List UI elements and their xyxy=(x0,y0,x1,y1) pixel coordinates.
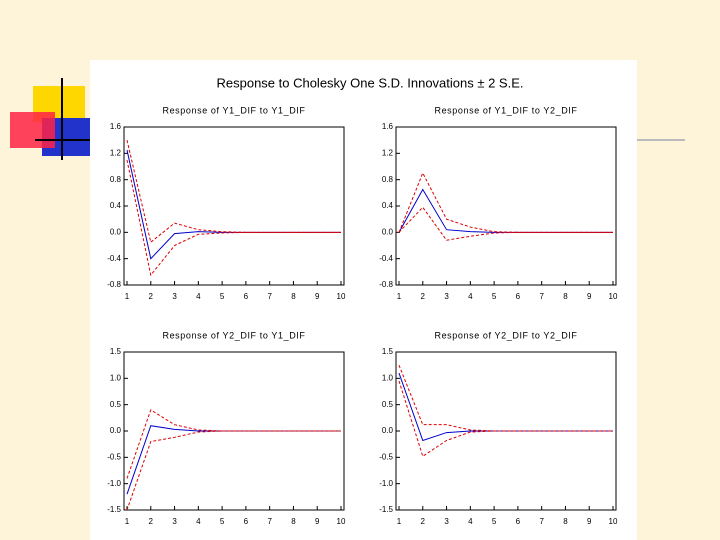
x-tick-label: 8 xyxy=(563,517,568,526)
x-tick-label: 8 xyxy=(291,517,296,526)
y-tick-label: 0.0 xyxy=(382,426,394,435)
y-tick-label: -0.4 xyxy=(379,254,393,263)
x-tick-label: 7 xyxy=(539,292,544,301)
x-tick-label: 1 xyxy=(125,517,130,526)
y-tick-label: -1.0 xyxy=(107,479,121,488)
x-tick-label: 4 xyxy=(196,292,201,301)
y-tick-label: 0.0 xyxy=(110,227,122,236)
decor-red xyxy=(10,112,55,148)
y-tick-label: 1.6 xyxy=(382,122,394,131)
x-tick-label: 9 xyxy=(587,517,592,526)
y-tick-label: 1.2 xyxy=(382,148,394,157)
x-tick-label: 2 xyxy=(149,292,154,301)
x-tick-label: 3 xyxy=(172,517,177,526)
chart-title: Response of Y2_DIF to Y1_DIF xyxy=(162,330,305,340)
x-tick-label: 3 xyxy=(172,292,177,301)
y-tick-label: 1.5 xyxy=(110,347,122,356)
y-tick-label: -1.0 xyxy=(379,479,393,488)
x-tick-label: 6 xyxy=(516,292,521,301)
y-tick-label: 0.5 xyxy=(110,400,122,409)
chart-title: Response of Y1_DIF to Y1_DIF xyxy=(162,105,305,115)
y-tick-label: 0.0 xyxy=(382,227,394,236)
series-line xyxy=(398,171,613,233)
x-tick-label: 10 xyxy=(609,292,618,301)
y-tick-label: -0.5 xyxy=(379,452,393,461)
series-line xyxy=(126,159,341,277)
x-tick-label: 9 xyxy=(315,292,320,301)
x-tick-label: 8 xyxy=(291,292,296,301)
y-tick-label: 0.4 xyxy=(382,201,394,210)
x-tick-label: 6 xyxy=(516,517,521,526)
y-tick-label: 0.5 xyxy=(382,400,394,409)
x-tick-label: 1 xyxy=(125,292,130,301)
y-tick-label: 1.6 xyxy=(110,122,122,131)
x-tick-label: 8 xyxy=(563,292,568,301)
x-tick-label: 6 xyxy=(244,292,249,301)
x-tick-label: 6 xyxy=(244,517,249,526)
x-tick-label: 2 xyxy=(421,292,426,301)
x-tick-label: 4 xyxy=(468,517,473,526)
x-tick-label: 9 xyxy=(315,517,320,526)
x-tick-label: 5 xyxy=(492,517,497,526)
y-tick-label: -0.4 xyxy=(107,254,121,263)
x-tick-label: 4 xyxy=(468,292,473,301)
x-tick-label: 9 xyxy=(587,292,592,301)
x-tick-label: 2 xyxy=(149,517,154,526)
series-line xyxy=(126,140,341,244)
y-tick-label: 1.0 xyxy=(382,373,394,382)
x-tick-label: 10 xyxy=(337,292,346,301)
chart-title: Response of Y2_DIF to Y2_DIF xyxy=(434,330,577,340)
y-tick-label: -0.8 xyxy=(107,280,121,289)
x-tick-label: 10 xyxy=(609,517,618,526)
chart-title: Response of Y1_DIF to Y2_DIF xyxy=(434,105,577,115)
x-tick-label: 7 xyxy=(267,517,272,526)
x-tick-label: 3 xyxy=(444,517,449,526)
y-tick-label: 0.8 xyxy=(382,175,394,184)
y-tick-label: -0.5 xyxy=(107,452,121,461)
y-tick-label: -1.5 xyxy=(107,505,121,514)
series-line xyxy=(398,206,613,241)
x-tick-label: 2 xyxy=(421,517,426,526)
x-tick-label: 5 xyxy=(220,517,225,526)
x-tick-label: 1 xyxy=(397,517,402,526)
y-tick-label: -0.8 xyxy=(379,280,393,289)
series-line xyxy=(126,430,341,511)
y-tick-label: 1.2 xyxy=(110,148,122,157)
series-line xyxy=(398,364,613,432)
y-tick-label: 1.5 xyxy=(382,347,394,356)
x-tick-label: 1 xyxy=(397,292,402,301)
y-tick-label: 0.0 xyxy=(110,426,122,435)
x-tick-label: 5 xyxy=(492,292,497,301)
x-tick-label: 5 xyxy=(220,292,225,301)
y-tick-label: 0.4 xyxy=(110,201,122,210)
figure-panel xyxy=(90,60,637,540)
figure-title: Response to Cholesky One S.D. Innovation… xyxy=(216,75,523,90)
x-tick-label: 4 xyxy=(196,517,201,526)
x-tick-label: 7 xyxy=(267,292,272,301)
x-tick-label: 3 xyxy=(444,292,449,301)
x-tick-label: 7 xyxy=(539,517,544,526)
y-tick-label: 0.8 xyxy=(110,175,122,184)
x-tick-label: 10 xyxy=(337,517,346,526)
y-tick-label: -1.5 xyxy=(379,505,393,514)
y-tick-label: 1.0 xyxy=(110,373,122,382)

────────────────────

● TASK STATEMENT:
Copy the data above line for line, without the picture.

● ANSWER IN FULL:
List UI elements and their xyxy=(x0,y0,x1,y1) pixel coordinates.
x-tick-label: 8 xyxy=(563,517,568,526)
x-tick-label: 8 xyxy=(291,517,296,526)
y-tick-label: 0.0 xyxy=(382,426,394,435)
y-tick-label: -0.4 xyxy=(379,254,393,263)
x-tick-label: 7 xyxy=(539,292,544,301)
x-tick-label: 1 xyxy=(125,517,130,526)
y-tick-label: -1.0 xyxy=(107,479,121,488)
x-tick-label: 4 xyxy=(196,292,201,301)
y-tick-label: 0.0 xyxy=(110,227,122,236)
decor-red xyxy=(10,112,55,148)
y-tick-label: 1.6 xyxy=(382,122,394,131)
x-tick-label: 9 xyxy=(587,517,592,526)
y-tick-label: 1.2 xyxy=(382,148,394,157)
x-tick-label: 2 xyxy=(149,292,154,301)
x-tick-label: 3 xyxy=(172,517,177,526)
chart-title: Response of Y2_DIF to Y1_DIF xyxy=(162,330,305,340)
x-tick-label: 3 xyxy=(172,292,177,301)
y-tick-label: 1.5 xyxy=(110,347,122,356)
y-tick-label: -1.0 xyxy=(379,479,393,488)
x-tick-label: 6 xyxy=(516,292,521,301)
y-tick-label: 0.5 xyxy=(110,400,122,409)
chart-title: Response of Y1_DIF to Y1_DIF xyxy=(162,105,305,115)
y-tick-label: 0.0 xyxy=(382,227,394,236)
series-line xyxy=(398,171,613,233)
x-tick-label: 10 xyxy=(609,292,618,301)
y-tick-label: -0.5 xyxy=(379,452,393,461)
series-line xyxy=(126,159,341,277)
x-tick-label: 9 xyxy=(315,292,320,301)
x-tick-label: 8 xyxy=(291,292,296,301)
y-tick-label: 0.4 xyxy=(382,201,394,210)
x-tick-label: 6 xyxy=(516,517,521,526)
y-tick-label: 0.5 xyxy=(382,400,394,409)
x-tick-label: 1 xyxy=(125,292,130,301)
y-tick-label: 1.6 xyxy=(110,122,122,131)
x-tick-label: 8 xyxy=(563,292,568,301)
x-tick-label: 6 xyxy=(244,292,249,301)
x-tick-label: 6 xyxy=(244,517,249,526)
x-tick-label: 2 xyxy=(421,292,426,301)
x-tick-label: 4 xyxy=(468,517,473,526)
x-tick-label: 9 xyxy=(315,517,320,526)
x-tick-label: 5 xyxy=(492,517,497,526)
y-tick-label: -0.4 xyxy=(107,254,121,263)
x-tick-label: 4 xyxy=(468,292,473,301)
x-tick-label: 9 xyxy=(587,292,592,301)
x-tick-label: 2 xyxy=(149,517,154,526)
series-line xyxy=(126,140,341,244)
y-tick-label: 1.0 xyxy=(382,373,394,382)
x-tick-label: 10 xyxy=(337,292,346,301)
chart-title: Response of Y2_DIF to Y2_DIF xyxy=(434,330,577,340)
y-tick-label: -0.8 xyxy=(107,280,121,289)
x-tick-label: 10 xyxy=(609,517,618,526)
chart-title: Response of Y1_DIF to Y2_DIF xyxy=(434,105,577,115)
x-tick-label: 7 xyxy=(267,517,272,526)
x-tick-label: 3 xyxy=(444,517,449,526)
y-tick-label: 0.8 xyxy=(382,175,394,184)
y-tick-label: -0.5 xyxy=(107,452,121,461)
y-tick-label: -1.5 xyxy=(107,505,121,514)
series-line xyxy=(398,206,613,241)
x-tick-label: 2 xyxy=(421,517,426,526)
x-tick-label: 5 xyxy=(220,517,225,526)
x-tick-label: 1 xyxy=(397,517,402,526)
y-tick-label: -0.8 xyxy=(379,280,393,289)
series-line xyxy=(126,430,341,511)
y-tick-label: 1.2 xyxy=(110,148,122,157)
series-line xyxy=(398,364,613,432)
y-tick-label: 1.5 xyxy=(382,347,394,356)
x-tick-label: 1 xyxy=(397,292,402,301)
y-tick-label: 0.0 xyxy=(110,426,122,435)
x-tick-label: 5 xyxy=(492,292,497,301)
x-tick-label: 5 xyxy=(220,292,225,301)
y-tick-label: 0.4 xyxy=(110,201,122,210)
figure-panel xyxy=(90,60,637,540)
figure-title: Response to Cholesky One S.D. Innovation… xyxy=(216,75,523,90)
x-tick-label: 4 xyxy=(196,517,201,526)
x-tick-label: 7 xyxy=(267,292,272,301)
x-tick-label: 3 xyxy=(444,292,449,301)
x-tick-label: 7 xyxy=(539,517,544,526)
y-tick-label: 0.8 xyxy=(110,175,122,184)
x-tick-label: 10 xyxy=(337,517,346,526)
y-tick-label: -1.5 xyxy=(379,505,393,514)
y-tick-label: 1.0 xyxy=(110,373,122,382)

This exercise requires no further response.